WHAT THE EXERCISE ASKS: Copy each line of the entries that contains the word "提出此项要求".

---------------

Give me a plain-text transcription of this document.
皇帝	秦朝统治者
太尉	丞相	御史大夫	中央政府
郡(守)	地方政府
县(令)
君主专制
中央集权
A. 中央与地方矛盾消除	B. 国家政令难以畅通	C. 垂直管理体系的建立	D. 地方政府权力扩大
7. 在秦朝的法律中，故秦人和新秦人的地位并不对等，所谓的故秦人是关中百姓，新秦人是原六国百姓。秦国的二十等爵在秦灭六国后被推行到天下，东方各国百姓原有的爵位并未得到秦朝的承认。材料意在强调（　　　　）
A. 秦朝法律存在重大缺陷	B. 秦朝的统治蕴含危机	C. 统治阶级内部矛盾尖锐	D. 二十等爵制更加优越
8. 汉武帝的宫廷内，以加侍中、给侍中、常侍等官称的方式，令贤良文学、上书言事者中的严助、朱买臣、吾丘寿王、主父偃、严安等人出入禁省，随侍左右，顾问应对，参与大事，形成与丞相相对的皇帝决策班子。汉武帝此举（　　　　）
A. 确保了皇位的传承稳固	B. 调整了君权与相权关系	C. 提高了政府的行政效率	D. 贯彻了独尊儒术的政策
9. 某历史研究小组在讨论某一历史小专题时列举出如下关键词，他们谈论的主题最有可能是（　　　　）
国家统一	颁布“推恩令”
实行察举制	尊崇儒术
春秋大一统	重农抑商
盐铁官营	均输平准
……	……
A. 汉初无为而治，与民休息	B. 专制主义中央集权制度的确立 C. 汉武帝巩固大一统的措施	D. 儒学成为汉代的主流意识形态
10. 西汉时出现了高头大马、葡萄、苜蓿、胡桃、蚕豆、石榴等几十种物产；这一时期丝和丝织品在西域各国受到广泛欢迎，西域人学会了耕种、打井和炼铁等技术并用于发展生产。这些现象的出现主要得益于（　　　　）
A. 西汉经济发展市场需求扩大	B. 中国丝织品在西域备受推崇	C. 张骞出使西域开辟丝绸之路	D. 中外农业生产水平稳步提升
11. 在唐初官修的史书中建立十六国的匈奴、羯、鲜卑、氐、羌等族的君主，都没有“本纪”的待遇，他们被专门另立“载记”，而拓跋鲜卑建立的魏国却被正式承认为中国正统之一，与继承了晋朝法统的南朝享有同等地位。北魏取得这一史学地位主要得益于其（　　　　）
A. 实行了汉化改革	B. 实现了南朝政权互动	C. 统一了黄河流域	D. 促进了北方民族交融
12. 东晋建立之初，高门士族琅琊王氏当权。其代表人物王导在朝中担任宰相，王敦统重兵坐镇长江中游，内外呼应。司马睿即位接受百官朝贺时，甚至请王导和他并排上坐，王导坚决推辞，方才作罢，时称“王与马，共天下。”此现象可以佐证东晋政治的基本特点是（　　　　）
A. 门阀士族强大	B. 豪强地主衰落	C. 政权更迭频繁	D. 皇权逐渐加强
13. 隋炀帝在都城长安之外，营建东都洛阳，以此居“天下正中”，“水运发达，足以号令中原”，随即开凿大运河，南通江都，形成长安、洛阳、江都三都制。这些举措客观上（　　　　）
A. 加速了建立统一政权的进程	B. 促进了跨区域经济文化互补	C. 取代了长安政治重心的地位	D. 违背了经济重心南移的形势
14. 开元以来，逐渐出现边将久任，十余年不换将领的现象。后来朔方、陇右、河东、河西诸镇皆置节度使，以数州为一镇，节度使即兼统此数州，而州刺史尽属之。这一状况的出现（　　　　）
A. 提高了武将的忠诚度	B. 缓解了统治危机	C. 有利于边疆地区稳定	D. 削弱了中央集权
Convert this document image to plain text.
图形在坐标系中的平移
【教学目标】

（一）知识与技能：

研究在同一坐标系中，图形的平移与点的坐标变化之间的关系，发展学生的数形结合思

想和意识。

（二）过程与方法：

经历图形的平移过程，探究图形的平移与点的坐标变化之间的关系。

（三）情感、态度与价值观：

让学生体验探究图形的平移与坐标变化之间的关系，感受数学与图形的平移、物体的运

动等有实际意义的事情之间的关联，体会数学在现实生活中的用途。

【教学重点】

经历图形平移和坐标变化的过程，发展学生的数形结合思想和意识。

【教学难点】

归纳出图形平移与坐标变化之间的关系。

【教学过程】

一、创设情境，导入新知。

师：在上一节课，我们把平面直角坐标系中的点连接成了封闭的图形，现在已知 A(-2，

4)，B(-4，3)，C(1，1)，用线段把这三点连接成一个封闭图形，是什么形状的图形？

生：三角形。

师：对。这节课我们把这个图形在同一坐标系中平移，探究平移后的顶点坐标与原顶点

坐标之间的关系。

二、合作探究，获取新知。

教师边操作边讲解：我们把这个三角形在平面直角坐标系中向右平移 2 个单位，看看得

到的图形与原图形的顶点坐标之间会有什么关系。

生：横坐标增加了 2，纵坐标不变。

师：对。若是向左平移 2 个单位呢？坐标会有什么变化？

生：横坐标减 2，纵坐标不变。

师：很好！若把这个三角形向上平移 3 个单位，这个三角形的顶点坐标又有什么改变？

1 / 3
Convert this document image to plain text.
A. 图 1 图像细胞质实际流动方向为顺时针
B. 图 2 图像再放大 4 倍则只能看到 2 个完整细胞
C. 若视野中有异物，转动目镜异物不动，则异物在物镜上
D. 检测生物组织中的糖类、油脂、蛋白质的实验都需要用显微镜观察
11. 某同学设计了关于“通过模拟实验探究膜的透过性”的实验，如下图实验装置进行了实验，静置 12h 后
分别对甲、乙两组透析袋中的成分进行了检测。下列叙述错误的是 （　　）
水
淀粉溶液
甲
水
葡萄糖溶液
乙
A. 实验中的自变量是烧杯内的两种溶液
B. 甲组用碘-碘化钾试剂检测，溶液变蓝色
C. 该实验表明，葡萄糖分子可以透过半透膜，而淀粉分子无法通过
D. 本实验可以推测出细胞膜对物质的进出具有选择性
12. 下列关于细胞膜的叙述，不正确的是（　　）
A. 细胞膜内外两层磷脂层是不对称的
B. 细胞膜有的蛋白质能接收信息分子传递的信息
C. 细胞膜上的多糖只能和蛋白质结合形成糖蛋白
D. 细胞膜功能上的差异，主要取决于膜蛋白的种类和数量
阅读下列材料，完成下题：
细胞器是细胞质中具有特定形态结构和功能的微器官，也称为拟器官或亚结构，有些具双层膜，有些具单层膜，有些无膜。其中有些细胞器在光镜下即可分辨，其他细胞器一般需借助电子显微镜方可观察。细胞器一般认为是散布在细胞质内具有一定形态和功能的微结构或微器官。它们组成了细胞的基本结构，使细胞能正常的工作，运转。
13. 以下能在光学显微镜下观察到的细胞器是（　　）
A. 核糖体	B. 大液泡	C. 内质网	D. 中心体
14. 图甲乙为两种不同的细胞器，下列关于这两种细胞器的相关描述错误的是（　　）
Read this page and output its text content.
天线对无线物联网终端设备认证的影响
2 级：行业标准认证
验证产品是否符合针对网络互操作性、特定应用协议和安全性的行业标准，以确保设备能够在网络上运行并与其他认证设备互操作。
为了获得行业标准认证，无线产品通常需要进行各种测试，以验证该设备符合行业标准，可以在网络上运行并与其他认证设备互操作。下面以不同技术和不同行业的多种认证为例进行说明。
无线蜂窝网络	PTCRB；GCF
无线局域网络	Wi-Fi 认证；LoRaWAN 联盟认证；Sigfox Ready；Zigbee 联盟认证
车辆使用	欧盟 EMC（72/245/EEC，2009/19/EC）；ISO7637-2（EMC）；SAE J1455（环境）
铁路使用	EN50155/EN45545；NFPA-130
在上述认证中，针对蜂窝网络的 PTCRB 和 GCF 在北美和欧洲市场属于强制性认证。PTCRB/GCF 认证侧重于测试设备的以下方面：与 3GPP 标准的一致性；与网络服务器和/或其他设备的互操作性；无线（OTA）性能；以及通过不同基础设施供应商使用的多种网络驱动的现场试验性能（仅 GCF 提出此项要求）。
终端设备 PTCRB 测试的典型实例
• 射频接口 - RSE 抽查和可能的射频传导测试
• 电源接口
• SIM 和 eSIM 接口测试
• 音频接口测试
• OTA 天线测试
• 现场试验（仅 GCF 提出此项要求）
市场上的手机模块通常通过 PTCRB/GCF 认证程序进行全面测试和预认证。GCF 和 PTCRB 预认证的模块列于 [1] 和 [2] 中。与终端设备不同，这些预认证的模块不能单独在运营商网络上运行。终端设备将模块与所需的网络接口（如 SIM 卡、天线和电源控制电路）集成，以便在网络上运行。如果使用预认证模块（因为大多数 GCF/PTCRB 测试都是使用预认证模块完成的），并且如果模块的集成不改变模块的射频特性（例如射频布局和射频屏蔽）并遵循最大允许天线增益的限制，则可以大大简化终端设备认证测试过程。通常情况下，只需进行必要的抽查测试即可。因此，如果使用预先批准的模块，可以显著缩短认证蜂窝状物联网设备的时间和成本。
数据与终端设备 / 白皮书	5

---------------

EXERCISE RESULT:
在上述认证中，针对蜂窝网络的 PTCRB 和 GCF 在北美和欧洲市场属于强制性认证。PTCRB/GCF 认证侧重于测试设备的以下方面：与 3GPP 标准的一致性；与网络服务器和/或其他设备的互操作性；无线（OTA）性能；以及通过不同基础设施供应商使用的多种网络驱动的现场试验性能（仅 GCF 提出此项要求）。
• 现场试验（仅 GCF 提出此项要求）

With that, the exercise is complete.